[Entries taken from a collection]
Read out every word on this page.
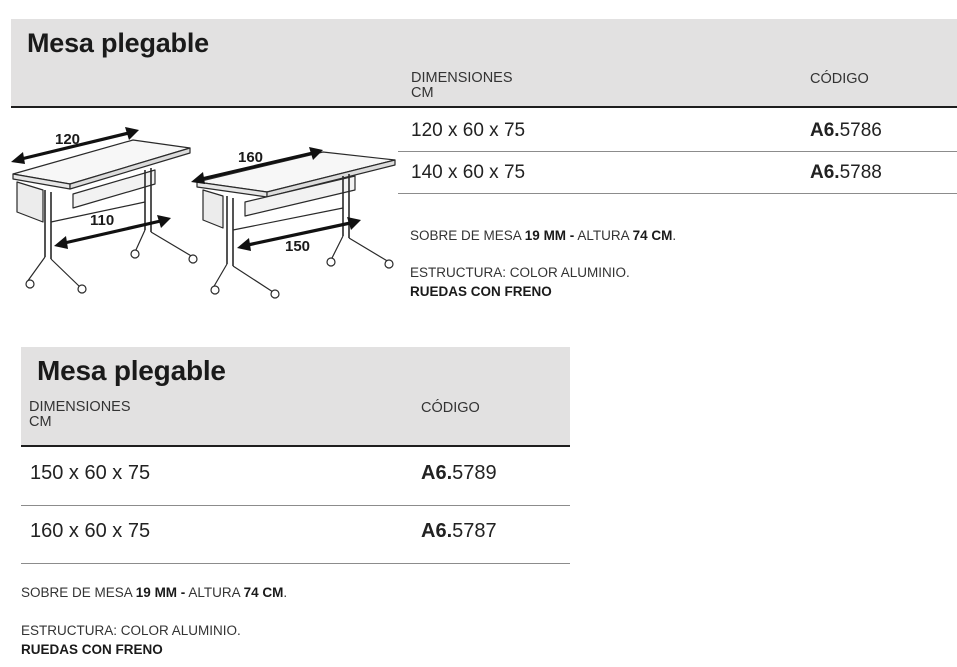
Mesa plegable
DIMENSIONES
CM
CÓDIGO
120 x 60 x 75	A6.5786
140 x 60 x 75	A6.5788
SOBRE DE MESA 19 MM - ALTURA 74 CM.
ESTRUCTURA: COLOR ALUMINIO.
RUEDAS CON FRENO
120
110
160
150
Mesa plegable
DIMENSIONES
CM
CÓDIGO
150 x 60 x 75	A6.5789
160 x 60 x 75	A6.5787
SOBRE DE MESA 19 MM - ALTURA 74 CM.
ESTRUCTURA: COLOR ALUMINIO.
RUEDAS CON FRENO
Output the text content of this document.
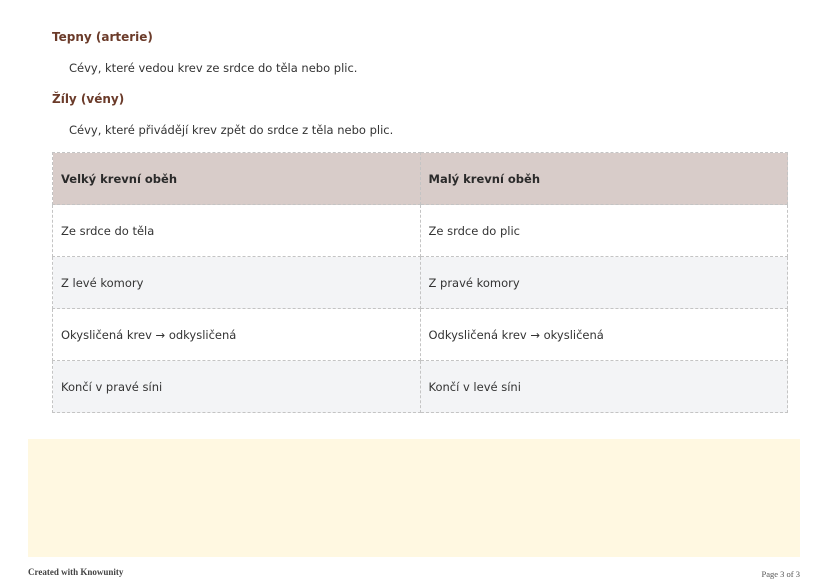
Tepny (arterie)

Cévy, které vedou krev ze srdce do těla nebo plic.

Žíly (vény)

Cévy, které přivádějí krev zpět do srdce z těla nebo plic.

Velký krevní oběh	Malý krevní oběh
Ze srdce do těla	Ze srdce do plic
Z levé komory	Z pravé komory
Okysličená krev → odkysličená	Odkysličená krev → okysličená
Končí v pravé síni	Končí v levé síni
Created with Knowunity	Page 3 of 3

| Instruction |
Set down every record once more, word for word, without pictures.

| The result |
Read out every word on this page.
Mesa plegable
DIMENSIONES
CM
CÓDIGO
120 x 60 x 75	A6.5786
140 x 60 x 75	A6.5788
SOBRE DE MESA 19 MM - ALTURA 74 CM.
ESTRUCTURA: COLOR ALUMINIO.
RUEDAS CON FRENO
120
110
160
150
Mesa plegable
DIMENSIONES
CM
CÓDIGO
150 x 60 x 75	A6.5789
160 x 60 x 75	A6.5787
SOBRE DE MESA 19 MM - ALTURA 74 CM.
ESTRUCTURA: COLOR ALUMINIO.
RUEDAS CON FRENO
Output the text content of this document.
Tepny (arterie)

Cévy, které vedou krev ze srdce do těla nebo plic.

Žíly (vény)

Cévy, které přivádějí krev zpět do srdce z těla nebo plic.

Velký krevní oběh	Malý krevní oběh
Ze srdce do těla	Ze srdce do plic
Z levé komory	Z pravé komory
Okysličená krev → odkysličená	Odkysličená krev → okysličená
Končí v pravé síni	Končí v levé síni
Created with Knowunity	Page 3 of 3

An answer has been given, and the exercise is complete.